• **What the task requires**
Only the lines starting at the one that contains "What data populates" and running to the end should be repeated, exactly as written.
* BEGIN Exercise inputs *
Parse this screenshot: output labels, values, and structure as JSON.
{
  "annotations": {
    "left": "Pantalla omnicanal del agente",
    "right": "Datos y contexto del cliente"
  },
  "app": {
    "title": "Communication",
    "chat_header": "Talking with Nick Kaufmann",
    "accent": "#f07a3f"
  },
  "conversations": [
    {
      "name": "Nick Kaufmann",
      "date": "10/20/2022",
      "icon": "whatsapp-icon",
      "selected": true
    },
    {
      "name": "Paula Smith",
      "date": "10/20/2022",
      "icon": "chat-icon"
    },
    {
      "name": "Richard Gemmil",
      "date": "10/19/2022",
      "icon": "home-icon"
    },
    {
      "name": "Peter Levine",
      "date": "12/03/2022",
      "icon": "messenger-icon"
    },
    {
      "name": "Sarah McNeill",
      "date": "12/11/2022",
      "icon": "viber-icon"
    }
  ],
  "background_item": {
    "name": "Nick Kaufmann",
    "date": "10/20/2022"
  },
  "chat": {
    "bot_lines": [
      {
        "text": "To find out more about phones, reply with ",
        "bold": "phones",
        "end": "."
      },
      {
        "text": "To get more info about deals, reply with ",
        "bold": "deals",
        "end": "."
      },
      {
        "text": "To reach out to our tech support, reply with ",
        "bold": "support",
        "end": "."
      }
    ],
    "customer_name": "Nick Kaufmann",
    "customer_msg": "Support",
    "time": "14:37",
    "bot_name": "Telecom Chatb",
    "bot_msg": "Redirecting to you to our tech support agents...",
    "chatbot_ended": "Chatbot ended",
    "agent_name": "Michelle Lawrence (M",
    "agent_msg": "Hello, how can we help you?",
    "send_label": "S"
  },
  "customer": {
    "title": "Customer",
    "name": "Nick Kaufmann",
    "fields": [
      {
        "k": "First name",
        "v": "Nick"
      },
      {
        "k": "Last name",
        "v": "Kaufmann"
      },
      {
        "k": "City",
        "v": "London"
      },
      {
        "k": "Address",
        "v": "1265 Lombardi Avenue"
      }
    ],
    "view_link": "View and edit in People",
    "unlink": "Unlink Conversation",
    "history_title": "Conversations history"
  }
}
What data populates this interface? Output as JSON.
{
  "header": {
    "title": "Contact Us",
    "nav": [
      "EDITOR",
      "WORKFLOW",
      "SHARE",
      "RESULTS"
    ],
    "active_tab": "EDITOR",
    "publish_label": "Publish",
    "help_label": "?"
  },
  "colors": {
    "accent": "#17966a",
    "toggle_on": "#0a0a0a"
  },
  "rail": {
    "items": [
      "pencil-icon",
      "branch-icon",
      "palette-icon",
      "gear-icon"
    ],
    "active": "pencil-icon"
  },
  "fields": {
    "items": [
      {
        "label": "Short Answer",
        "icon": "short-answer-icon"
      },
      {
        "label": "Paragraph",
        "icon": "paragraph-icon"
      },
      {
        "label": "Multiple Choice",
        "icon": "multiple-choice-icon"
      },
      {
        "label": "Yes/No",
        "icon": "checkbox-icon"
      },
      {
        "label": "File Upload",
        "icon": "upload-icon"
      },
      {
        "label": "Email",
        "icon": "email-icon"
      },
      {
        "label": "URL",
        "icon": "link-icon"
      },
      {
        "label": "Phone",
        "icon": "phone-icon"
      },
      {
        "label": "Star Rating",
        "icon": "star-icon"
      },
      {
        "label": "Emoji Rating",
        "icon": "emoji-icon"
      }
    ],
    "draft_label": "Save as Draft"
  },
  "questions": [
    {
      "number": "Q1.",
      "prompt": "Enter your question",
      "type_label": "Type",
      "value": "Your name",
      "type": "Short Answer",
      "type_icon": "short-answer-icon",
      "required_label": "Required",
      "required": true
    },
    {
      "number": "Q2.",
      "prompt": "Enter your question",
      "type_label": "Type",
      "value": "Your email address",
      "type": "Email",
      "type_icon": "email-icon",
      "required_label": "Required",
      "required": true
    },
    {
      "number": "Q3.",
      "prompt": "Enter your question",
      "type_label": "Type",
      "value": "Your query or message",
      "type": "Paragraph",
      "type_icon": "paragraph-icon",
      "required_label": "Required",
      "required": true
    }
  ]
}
* END Exercise inputs *
• **Complete response**
What data populates this interface? Output as JSON.
{
  "header": {
    "title": "Contact Us",
    "nav": [
      "EDITOR",
      "WORKFLOW",
      "SHARE",
      "RESULTS"
    ],
    "active_tab": "EDITOR",
    "publish_label": "Publish",
    "help_label": "?"
  },
  "colors": {
    "accent": "#17966a",
    "toggle_on": "#0a0a0a"
  },
  "rail": {
    "items": [
      "pencil-icon",
      "branch-icon",
      "palette-icon",
      "gear-icon"
    ],
    "active": "pencil-icon"
  },
  "fields": {
    "items": [
      {
        "label": "Short Answer",
        "icon": "short-answer-icon"
      },
      {
        "label": "Paragraph",
        "icon": "paragraph-icon"
      },
      {
        "label": "Multiple Choice",
        "icon": "multiple-choice-icon"
      },
      {
        "label": "Yes/No",
        "icon": "checkbox-icon"
      },
      {
        "label": "File Upload",
        "icon": "upload-icon"
      },
      {
        "label": "Email",
        "icon": "email-icon"
      },
      {
        "label": "URL",
        "icon": "link-icon"
      },
      {
        "label": "Phone",
        "icon": "phone-icon"
      },
      {
        "label": "Star Rating",
        "icon": "star-icon"
      },
      {
        "label": "Emoji Rating",
        "icon": "emoji-icon"
      }
    ],
    "draft_label": "Save as Draft"
  },
  "questions": [
    {
      "number": "Q1.",
      "prompt": "Enter your question",
      "type_label": "Type",
      "value": "Your name",
      "type": "Short Answer",
      "type_icon": "short-answer-icon",
      "required_label": "Required",
      "required": true
    },
    {
      "number": "Q2.",
      "prompt": "Enter your question",
      "type_label": "Type",
      "value": "Your email address",
      "type": "Email",
      "type_icon": "email-icon",
      "required_label": "Required",
      "required": true
    },
    {
      "number": "Q3.",
      "prompt": "Enter your question",
      "type_label": "Type",
      "value": "Your query or message",
      "type": "Paragraph",
      "type_icon": "paragraph-icon",
      "required_label": "Required",
      "required": true
    }
  ]
}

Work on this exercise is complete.